#### AIM
Extract all lines that hold the string "GETTY".

#### EXTRACTED RECORDS
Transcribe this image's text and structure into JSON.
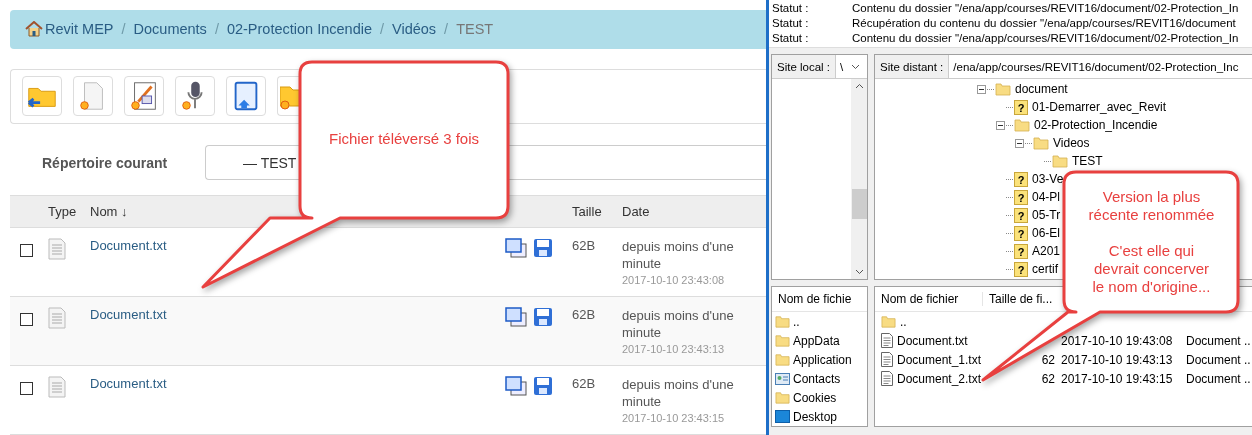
{
  "breadcrumb_separator": "/",
  "breadcrumb": [
    {
      "label": "Revit MEP",
      "kind": "home",
      "current": false
    },
    {
      "label": "Documents",
      "kind": "link",
      "current": false
    },
    {
      "label": "02-Protection Incendie",
      "kind": "link",
      "current": false
    },
    {
      "label": "Vidéos",
      "kind": "link",
      "current": false
    },
    {
      "label": "TEST",
      "kind": "link",
      "current": true
    }
  ],
  "toolbar": [
    {
      "kind": "folder-back"
    },
    {
      "kind": "new-file"
    },
    {
      "kind": "edit"
    },
    {
      "kind": "microphone"
    },
    {
      "kind": "upload"
    },
    {
      "kind": "new-folder"
    }
  ],
  "current_directory": {
    "label": "Répertoire courant",
    "value": "— TEST"
  },
  "table": {
    "columns": [
      "Type",
      "Nom ↓",
      "Taille",
      "Date"
    ],
    "rows": [
      {
        "checked": false,
        "name": "Document.txt",
        "size": "62B",
        "relative": "depuis moins d'une minute",
        "date": "2017-10-10 23:43:08"
      },
      {
        "checked": false,
        "name": "Document.txt",
        "size": "62B",
        "relative": "depuis moins d'une minute",
        "date": "2017-10-10 23:43:13"
      },
      {
        "checked": false,
        "name": "Document.txt",
        "size": "62B",
        "relative": "depuis moins d'une minute",
        "date": "2017-10-10 23:43:15"
      }
    ]
  },
  "ftp": {
    "status": [
      {
        "label": "Statut :",
        "message": "Contenu du dossier \"/ena/app/courses/REVIT16/document/02-Protection_In"
      },
      {
        "label": "Statut :",
        "message": "Récupération du contenu du dossier \"/ena/app/courses/REVIT16/document"
      },
      {
        "label": "Statut :",
        "message": "Contenu du dossier \"/ena/app/courses/REVIT16/document/02-Protection_In"
      }
    ],
    "unknown_mark": "?",
    "local_site": {
      "label": "Site local :",
      "value": "\\"
    },
    "remote_site": {
      "label": "Site distant :",
      "value": "/ena/app/courses/REVIT16/document/02-Protection_Inc"
    },
    "remote_tree": [
      {
        "label": "document",
        "kind": "folder",
        "expanded": true,
        "children": [
          {
            "label": "01-Demarrer_avec_Revit",
            "kind": "unknown"
          },
          {
            "label": "02-Protection_Incendie",
            "kind": "folder",
            "expanded": true,
            "children": [
              {
                "label": "Videos",
                "kind": "folder",
                "expanded": true,
                "children": [
                  {
                    "label": "TEST",
                    "kind": "folder"
                  }
                ]
              }
            ]
          },
          {
            "label": "03-Ve",
            "kind": "unknown"
          },
          {
            "label": "04-Pl",
            "kind": "unknown"
          },
          {
            "label": "05-Tr",
            "kind": "unknown"
          },
          {
            "label": "06-El",
            "kind": "unknown"
          },
          {
            "label": "A201",
            "kind": "unknown"
          },
          {
            "label": "certif",
            "kind": "unknown"
          }
        ]
      }
    ],
    "local_files": {
      "column": "Nom de fichie",
      "items": [
        {
          "name": "..",
          "kind": "folder"
        },
        {
          "name": "AppData",
          "kind": "folder"
        },
        {
          "name": "Application",
          "kind": "folder"
        },
        {
          "name": "Contacts",
          "kind": "contacts"
        },
        {
          "name": "Cookies",
          "kind": "folder"
        },
        {
          "name": "Desktop",
          "kind": "desktop"
        }
      ]
    },
    "remote_files": {
      "columns": [
        "Nom de fichier",
        "Taille de fi..."
      ],
      "rows": [
        {
          "name": "..",
          "kind": "folder"
        },
        {
          "name": "Document.txt",
          "kind": "file",
          "modified": "2017-10-10 19:43:08",
          "type": "Document .."
        },
        {
          "name": "Document_1.txt",
          "kind": "file",
          "size": "62",
          "modified": "2017-10-10 19:43:13",
          "type": "Document .."
        },
        {
          "name": "Document_2.txt",
          "kind": "file",
          "size": "62",
          "modified": "2017-10-10 19:43:15",
          "type": "Document .."
        }
      ]
    }
  },
  "callouts": [
    {
      "paragraphs": [
        "Fichier téléversé 3 fois"
      ]
    },
    {
      "paragraphs": [
        "Version la plus récente renommée",
        "C'est elle qui devrait concerver le nom d'origine..."
      ]
    }
  ]
}
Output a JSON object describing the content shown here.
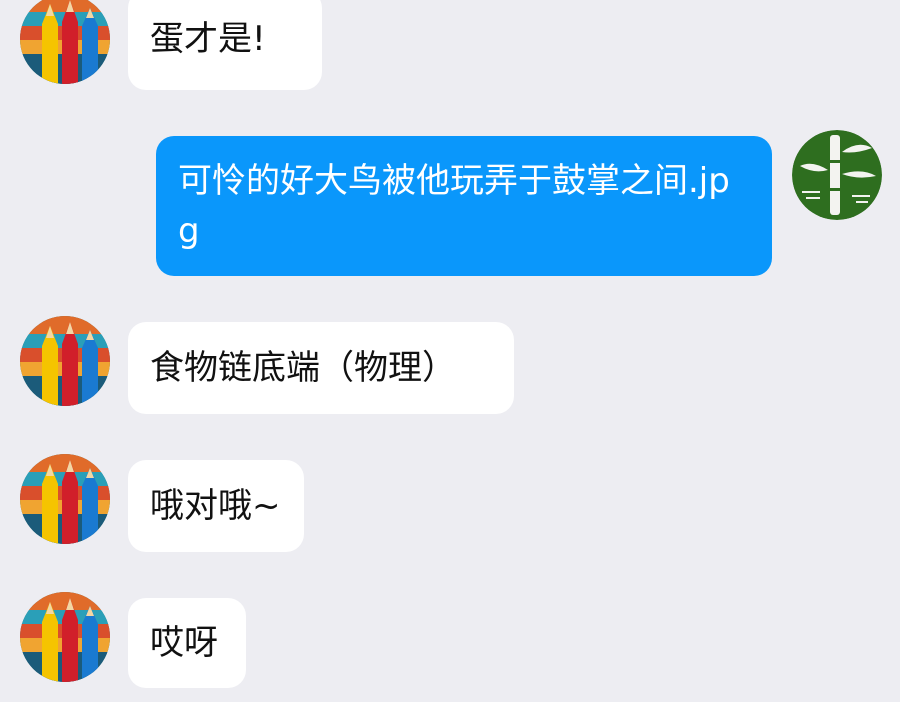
{
  "messages": [
    {
      "side": "in",
      "avatar": "pencils-avatar",
      "text": "蛋才是!"
    },
    {
      "side": "out",
      "avatar": "bamboo-avatar",
      "text": "可怜的好大鸟被他玩弄于鼓掌之间.jpg"
    },
    {
      "side": "in",
      "avatar": "pencils-avatar",
      "text": "食物链底端（物理）"
    },
    {
      "side": "in",
      "avatar": "pencils-avatar",
      "text": "哦对哦~"
    },
    {
      "side": "in",
      "avatar": "pencils-avatar",
      "text": "哎呀"
    }
  ],
  "colors": {
    "background": "#ededf2",
    "incoming_bubble": "#ffffff",
    "outgoing_bubble": "#0a97fb",
    "bamboo_green": "#2e6e1f"
  }
}
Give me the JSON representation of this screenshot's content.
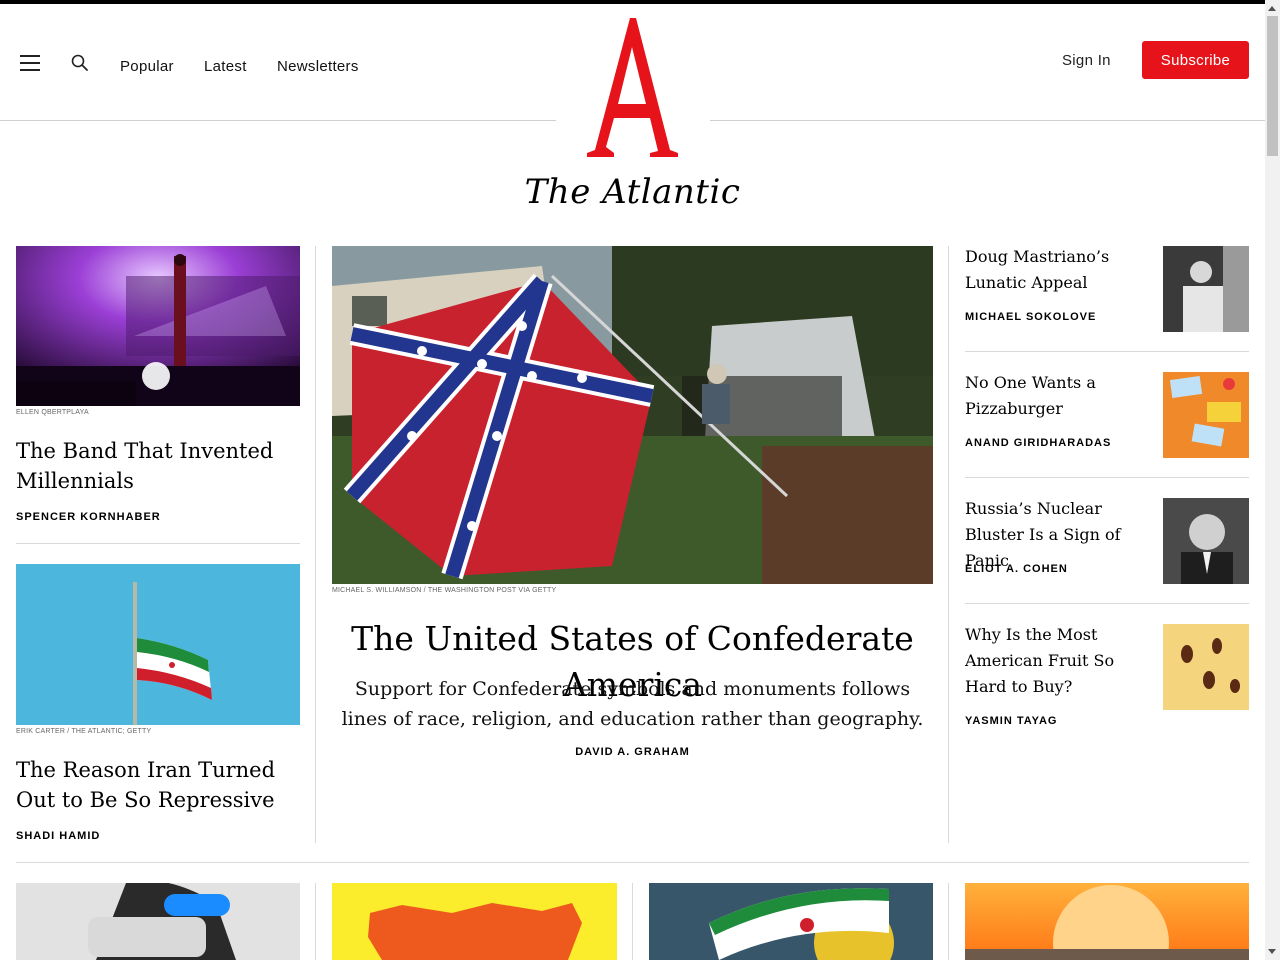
{
  "nav": {
    "links": [
      "Popular",
      "Latest",
      "Newsletters"
    ],
    "sign_in": "Sign In",
    "subscribe": "Subscribe",
    "logo_letter": "A",
    "logo_text": "The Atlantic",
    "brand_color": "#e7131a"
  },
  "left": [
    {
      "credit": "ELLEN QBERTPLAYA",
      "headline": "The Band That Invented Millennials",
      "byline": "SPENCER KORNHABER"
    },
    {
      "credit": "ERIK CARTER / THE ATLANTIC; GETTY",
      "headline": "The Reason Iran Turned Out to Be So Repressive",
      "byline": "SHADI HAMID"
    }
  ],
  "lead": {
    "credit": "MICHAEL S. WILLIAMSON / THE WASHINGTON POST VIA GETTY",
    "headline": "The United States of Confederate America",
    "dek": "Support for Confederate symbols and monuments follows lines of race, religion, and education rather than geography.",
    "byline": "DAVID A. GRAHAM"
  },
  "right": [
    {
      "headline": "Doug Mastriano’s Lunatic Appeal",
      "byline": "MICHAEL SOKOLOVE"
    },
    {
      "headline": "No One Wants a Pizzaburger",
      "byline": "ANAND GIRIDHARADAS"
    },
    {
      "headline": "Russia’s Nuclear Bluster Is a Sign of Panic",
      "byline": "ELIOT A. COHEN"
    },
    {
      "headline": "Why Is the Most American Fruit So Hard to Buy?",
      "byline": "YASMIN TAYAG"
    }
  ],
  "icons": [
    "menu-icon",
    "search-icon"
  ]
}
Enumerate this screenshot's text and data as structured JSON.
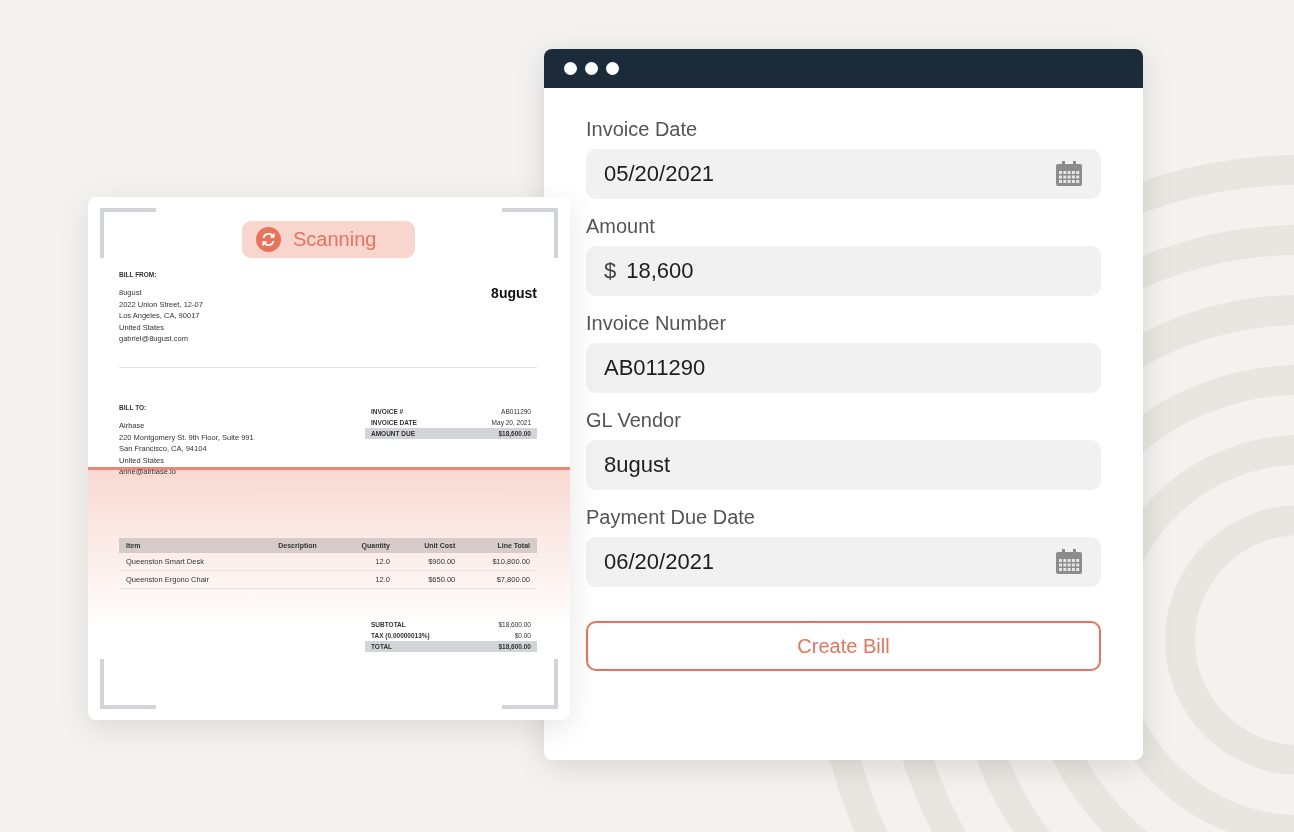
{
  "invoice": {
    "badge": "Scanning",
    "logo": "8ugust",
    "bill_from": {
      "heading": "BILL FROM:",
      "lines": [
        "8ugust",
        "2022 Union Street, 12-07",
        "Los Angeles, CA, 90017",
        "United States",
        "gabriel@8ugust.com"
      ]
    },
    "bill_to": {
      "heading": "BILL TO:",
      "lines": [
        "Airbase",
        "220 Montgomery St. 9th Floor, Suite 991",
        "San Francisco, CA, 94104",
        "United States",
        "anne@airbase.io"
      ]
    },
    "meta": [
      {
        "label": "INVOICE #",
        "value": "AB011290",
        "highlight": false
      },
      {
        "label": "INVOICE DATE",
        "value": "May 20, 2021",
        "highlight": false
      },
      {
        "label": "AMOUNT DUE",
        "value": "$18,600.00",
        "highlight": true
      }
    ],
    "table": {
      "columns": [
        "Item",
        "Description",
        "Quantity",
        "Unit Cost",
        "Line Total"
      ],
      "rows": [
        [
          "Queenston Smart Desk",
          "",
          "12.0",
          "$900.00",
          "$10,800.00"
        ],
        [
          "Queenston Ergono Chair",
          "",
          "12.0",
          "$650.00",
          "$7,800.00"
        ]
      ]
    },
    "totals": [
      {
        "label": "SUBTOTAL",
        "value": "$18,600.00",
        "highlight": false
      },
      {
        "label": "TAX (0.00000013%)",
        "value": "$0.00",
        "highlight": false
      },
      {
        "label": "TOTAL",
        "value": "$18,600.00",
        "highlight": true
      }
    ]
  },
  "form": {
    "fields": [
      {
        "label": "Invoice Date",
        "value": "05/20/2021",
        "kind": "date"
      },
      {
        "label": "Amount",
        "prefix": "$",
        "value": "18,600",
        "kind": "money"
      },
      {
        "label": "Invoice Number",
        "value": "AB011290",
        "kind": "text"
      },
      {
        "label": "GL Vendor",
        "value": "8ugust",
        "kind": "text"
      },
      {
        "label": "Payment Due Date",
        "value": "06/20/2021",
        "kind": "date"
      }
    ],
    "button": "Create Bill"
  }
}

#### TASK ANSWER
      "credit": "ERIK CARTER / THE ATLANTIC; GETTY",
    "credit": "MICHAEL S. WILLIAMSON / THE WASHINGTON POST VIA GETTY",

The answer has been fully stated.